**Records from a collection**
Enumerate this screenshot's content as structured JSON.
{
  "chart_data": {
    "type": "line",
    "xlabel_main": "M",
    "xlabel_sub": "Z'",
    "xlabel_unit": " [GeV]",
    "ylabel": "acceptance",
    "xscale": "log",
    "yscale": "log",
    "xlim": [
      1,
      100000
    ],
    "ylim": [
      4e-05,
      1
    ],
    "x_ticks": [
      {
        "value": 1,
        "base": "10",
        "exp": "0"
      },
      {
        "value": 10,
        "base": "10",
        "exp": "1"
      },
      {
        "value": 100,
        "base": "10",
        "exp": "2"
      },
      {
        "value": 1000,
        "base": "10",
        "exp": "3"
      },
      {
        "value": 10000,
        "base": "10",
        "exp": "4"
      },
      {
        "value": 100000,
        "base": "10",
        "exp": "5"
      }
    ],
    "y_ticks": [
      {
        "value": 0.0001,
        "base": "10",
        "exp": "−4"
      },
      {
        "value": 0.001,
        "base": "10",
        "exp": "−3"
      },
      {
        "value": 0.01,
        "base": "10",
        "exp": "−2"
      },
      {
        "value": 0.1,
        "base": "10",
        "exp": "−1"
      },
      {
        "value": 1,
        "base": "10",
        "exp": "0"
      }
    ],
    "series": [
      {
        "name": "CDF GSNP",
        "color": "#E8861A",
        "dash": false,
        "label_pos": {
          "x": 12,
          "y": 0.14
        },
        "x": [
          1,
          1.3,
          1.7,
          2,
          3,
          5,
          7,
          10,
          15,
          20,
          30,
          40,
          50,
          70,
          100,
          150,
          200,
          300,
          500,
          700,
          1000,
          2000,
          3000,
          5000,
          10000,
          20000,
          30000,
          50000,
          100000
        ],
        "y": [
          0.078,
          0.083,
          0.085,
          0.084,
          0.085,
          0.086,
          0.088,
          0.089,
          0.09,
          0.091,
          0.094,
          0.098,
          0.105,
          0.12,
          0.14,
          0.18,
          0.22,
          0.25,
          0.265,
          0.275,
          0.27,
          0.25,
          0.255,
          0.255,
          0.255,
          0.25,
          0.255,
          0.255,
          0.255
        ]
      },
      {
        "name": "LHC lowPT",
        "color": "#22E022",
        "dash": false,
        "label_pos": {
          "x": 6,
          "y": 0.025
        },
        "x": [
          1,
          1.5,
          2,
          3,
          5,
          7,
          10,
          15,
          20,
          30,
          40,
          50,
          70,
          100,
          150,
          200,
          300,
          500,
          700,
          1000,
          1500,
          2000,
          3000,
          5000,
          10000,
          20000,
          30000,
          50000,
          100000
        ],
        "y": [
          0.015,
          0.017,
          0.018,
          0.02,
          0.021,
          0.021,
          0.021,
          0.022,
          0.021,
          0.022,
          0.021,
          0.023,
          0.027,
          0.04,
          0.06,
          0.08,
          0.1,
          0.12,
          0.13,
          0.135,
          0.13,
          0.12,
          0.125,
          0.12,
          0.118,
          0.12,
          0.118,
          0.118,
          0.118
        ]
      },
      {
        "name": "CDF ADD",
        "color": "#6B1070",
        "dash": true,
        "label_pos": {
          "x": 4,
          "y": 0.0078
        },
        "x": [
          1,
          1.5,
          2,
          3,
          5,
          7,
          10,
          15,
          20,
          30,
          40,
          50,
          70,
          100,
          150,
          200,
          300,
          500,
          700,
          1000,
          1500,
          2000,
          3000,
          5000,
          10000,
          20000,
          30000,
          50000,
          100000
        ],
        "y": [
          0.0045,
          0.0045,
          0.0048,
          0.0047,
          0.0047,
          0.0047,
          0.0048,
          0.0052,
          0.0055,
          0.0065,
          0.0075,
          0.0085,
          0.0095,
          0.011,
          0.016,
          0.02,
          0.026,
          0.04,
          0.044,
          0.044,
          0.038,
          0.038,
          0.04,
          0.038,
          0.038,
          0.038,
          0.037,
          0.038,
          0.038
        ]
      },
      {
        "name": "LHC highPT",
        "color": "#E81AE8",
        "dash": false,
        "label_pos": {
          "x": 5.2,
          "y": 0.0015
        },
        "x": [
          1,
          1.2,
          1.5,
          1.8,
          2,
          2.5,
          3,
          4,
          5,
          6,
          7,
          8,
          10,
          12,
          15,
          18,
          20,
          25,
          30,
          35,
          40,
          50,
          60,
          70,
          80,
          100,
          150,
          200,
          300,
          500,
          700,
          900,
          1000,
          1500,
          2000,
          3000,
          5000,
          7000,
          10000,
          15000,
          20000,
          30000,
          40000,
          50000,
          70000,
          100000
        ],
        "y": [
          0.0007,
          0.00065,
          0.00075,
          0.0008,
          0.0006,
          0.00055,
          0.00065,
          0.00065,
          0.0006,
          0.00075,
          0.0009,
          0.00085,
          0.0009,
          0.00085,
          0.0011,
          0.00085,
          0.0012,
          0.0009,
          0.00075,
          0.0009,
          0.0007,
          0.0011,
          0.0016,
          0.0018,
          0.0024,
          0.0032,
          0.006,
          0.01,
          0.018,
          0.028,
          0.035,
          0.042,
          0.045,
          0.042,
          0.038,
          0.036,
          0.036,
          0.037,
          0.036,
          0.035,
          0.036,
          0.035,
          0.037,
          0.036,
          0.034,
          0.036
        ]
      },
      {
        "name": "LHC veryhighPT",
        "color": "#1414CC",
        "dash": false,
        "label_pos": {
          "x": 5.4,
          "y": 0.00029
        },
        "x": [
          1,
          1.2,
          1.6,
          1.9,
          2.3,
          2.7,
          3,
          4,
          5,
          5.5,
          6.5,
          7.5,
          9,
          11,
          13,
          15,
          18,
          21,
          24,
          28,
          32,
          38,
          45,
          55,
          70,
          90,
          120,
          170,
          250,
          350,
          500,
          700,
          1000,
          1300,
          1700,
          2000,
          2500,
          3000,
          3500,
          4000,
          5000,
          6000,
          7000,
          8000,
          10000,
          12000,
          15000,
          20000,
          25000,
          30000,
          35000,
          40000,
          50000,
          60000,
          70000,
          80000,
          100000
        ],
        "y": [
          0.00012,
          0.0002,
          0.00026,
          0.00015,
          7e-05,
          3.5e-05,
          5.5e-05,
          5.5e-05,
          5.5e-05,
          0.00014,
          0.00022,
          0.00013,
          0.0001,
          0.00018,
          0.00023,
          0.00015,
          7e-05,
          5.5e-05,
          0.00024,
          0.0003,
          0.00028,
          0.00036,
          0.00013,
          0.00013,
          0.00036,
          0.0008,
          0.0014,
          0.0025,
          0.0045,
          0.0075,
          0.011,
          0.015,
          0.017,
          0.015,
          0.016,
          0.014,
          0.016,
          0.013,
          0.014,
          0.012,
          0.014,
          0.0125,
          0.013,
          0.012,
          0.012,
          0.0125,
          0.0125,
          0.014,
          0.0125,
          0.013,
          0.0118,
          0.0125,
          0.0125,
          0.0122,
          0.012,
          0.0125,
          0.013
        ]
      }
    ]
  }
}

**DIRECTIONS**
From the listing above, collect every line that mentions the word "name".

**FULL RESPONSE**
        "name": "CDF GSNP",
        "name": "LHC lowPT",
        "name": "CDF ADD",
        "name": "LHC highPT",
        "name": "LHC veryhighPT",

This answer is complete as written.